| What the exercise asks |
Present the following data again exactly as it is shown.

| Supplied material |

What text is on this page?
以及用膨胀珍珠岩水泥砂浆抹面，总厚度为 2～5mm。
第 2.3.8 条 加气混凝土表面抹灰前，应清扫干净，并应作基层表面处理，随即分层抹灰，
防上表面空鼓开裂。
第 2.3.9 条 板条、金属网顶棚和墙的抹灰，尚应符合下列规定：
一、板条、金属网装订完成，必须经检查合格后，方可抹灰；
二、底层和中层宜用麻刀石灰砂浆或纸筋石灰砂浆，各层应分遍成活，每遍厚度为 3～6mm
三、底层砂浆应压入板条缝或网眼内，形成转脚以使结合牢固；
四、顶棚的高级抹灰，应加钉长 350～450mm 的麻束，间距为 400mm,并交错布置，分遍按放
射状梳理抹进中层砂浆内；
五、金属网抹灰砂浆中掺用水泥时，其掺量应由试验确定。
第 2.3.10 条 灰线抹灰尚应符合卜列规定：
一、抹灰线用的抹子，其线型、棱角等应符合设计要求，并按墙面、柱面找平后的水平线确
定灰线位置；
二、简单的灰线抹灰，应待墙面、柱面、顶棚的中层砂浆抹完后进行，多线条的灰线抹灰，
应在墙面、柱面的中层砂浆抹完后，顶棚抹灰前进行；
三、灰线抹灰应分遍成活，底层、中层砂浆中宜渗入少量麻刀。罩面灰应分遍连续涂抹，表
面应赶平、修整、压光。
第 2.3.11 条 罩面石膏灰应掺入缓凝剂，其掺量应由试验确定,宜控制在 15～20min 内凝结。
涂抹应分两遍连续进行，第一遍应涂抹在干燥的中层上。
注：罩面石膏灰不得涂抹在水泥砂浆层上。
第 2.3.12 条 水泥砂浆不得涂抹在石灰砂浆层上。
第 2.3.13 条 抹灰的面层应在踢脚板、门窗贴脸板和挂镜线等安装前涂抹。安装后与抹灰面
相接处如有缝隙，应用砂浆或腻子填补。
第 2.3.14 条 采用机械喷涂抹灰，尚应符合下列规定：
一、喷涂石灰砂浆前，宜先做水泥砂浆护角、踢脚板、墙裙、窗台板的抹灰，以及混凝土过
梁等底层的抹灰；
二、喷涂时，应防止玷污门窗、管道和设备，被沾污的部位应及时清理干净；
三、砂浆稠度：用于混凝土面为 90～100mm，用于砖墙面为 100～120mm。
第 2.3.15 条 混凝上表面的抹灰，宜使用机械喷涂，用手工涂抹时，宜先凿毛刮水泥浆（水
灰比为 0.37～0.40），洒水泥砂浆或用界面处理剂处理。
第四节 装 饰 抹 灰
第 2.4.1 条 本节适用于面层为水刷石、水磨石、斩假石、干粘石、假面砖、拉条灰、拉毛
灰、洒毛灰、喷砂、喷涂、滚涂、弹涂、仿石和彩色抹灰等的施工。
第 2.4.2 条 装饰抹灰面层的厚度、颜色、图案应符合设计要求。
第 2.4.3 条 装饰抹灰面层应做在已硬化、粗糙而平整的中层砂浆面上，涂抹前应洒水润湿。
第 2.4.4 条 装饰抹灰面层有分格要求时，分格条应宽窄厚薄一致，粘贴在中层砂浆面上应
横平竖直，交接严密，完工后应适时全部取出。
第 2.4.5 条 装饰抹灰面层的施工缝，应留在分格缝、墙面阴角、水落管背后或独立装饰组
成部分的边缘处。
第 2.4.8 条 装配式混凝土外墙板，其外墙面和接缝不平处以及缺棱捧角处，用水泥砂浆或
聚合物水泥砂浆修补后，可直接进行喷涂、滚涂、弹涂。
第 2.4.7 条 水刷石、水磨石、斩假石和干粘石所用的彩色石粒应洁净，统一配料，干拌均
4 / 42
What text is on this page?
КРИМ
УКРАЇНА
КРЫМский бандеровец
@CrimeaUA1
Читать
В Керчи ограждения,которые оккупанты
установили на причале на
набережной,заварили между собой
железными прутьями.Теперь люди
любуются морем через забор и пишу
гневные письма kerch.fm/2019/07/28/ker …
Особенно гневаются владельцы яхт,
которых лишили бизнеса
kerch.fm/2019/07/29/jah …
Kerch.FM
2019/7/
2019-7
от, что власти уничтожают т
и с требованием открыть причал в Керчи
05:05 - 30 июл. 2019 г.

| Answer |
What text is on this page?
以及用膨胀珍珠岩水泥砂浆抹面，总厚度为 2～5mm。
第 2.3.8 条 加气混凝土表面抹灰前，应清扫干净，并应作基层表面处理，随即分层抹灰，
防上表面空鼓开裂。
第 2.3.9 条 板条、金属网顶棚和墙的抹灰，尚应符合下列规定：
一、板条、金属网装订完成，必须经检查合格后，方可抹灰；
二、底层和中层宜用麻刀石灰砂浆或纸筋石灰砂浆，各层应分遍成活，每遍厚度为 3～6mm
三、底层砂浆应压入板条缝或网眼内，形成转脚以使结合牢固；
四、顶棚的高级抹灰，应加钉长 350～450mm 的麻束，间距为 400mm,并交错布置，分遍按放
射状梳理抹进中层砂浆内；
五、金属网抹灰砂浆中掺用水泥时，其掺量应由试验确定。
第 2.3.10 条 灰线抹灰尚应符合卜列规定：
一、抹灰线用的抹子，其线型、棱角等应符合设计要求，并按墙面、柱面找平后的水平线确
定灰线位置；
二、简单的灰线抹灰，应待墙面、柱面、顶棚的中层砂浆抹完后进行，多线条的灰线抹灰，
应在墙面、柱面的中层砂浆抹完后，顶棚抹灰前进行；
三、灰线抹灰应分遍成活，底层、中层砂浆中宜渗入少量麻刀。罩面灰应分遍连续涂抹，表
面应赶平、修整、压光。
第 2.3.11 条 罩面石膏灰应掺入缓凝剂，其掺量应由试验确定,宜控制在 15～20min 内凝结。
涂抹应分两遍连续进行，第一遍应涂抹在干燥的中层上。
注：罩面石膏灰不得涂抹在水泥砂浆层上。
第 2.3.12 条 水泥砂浆不得涂抹在石灰砂浆层上。
第 2.3.13 条 抹灰的面层应在踢脚板、门窗贴脸板和挂镜线等安装前涂抹。安装后与抹灰面
相接处如有缝隙，应用砂浆或腻子填补。
第 2.3.14 条 采用机械喷涂抹灰，尚应符合下列规定：
一、喷涂石灰砂浆前，宜先做水泥砂浆护角、踢脚板、墙裙、窗台板的抹灰，以及混凝土过
梁等底层的抹灰；
二、喷涂时，应防止玷污门窗、管道和设备，被沾污的部位应及时清理干净；
三、砂浆稠度：用于混凝土面为 90～100mm，用于砖墙面为 100～120mm。
第 2.3.15 条 混凝上表面的抹灰，宜使用机械喷涂，用手工涂抹时，宜先凿毛刮水泥浆（水
灰比为 0.37～0.40），洒水泥砂浆或用界面处理剂处理。
第四节 装 饰 抹 灰
第 2.4.1 条 本节适用于面层为水刷石、水磨石、斩假石、干粘石、假面砖、拉条灰、拉毛
灰、洒毛灰、喷砂、喷涂、滚涂、弹涂、仿石和彩色抹灰等的施工。
第 2.4.2 条 装饰抹灰面层的厚度、颜色、图案应符合设计要求。
第 2.4.3 条 装饰抹灰面层应做在已硬化、粗糙而平整的中层砂浆面上，涂抹前应洒水润湿。
第 2.4.4 条 装饰抹灰面层有分格要求时，分格条应宽窄厚薄一致，粘贴在中层砂浆面上应
横平竖直，交接严密，完工后应适时全部取出。
第 2.4.5 条 装饰抹灰面层的施工缝，应留在分格缝、墙面阴角、水落管背后或独立装饰组
成部分的边缘处。
第 2.4.8 条 装配式混凝土外墙板，其外墙面和接缝不平处以及缺棱捧角处，用水泥砂浆或
聚合物水泥砂浆修补后，可直接进行喷涂、滚涂、弹涂。
第 2.4.7 条 水刷石、水磨石、斩假石和干粘石所用的彩色石粒应洁净，统一配料，干拌均
4 / 42
What text is on this page?
КРИМ
УКРАЇНА
КРЫМский бандеровец
@CrimeaUA1
Читать
В Керчи ограждения,которые оккупанты
установили на причале на
набережной,заварили между собой
железными прутьями.Теперь люди
любуются морем через забор и пишу
гневные письма kerch.fm/2019/07/28/ker …
Особенно гневаются владельцы яхт,
которых лишили бизнеса
kerch.fm/2019/07/29/jah …
Kerch.FM
2019/7/
2019-7
от, что власти уничтожают т
и с требованием открыть причал в Керчи
05:05 - 30 июл. 2019 г.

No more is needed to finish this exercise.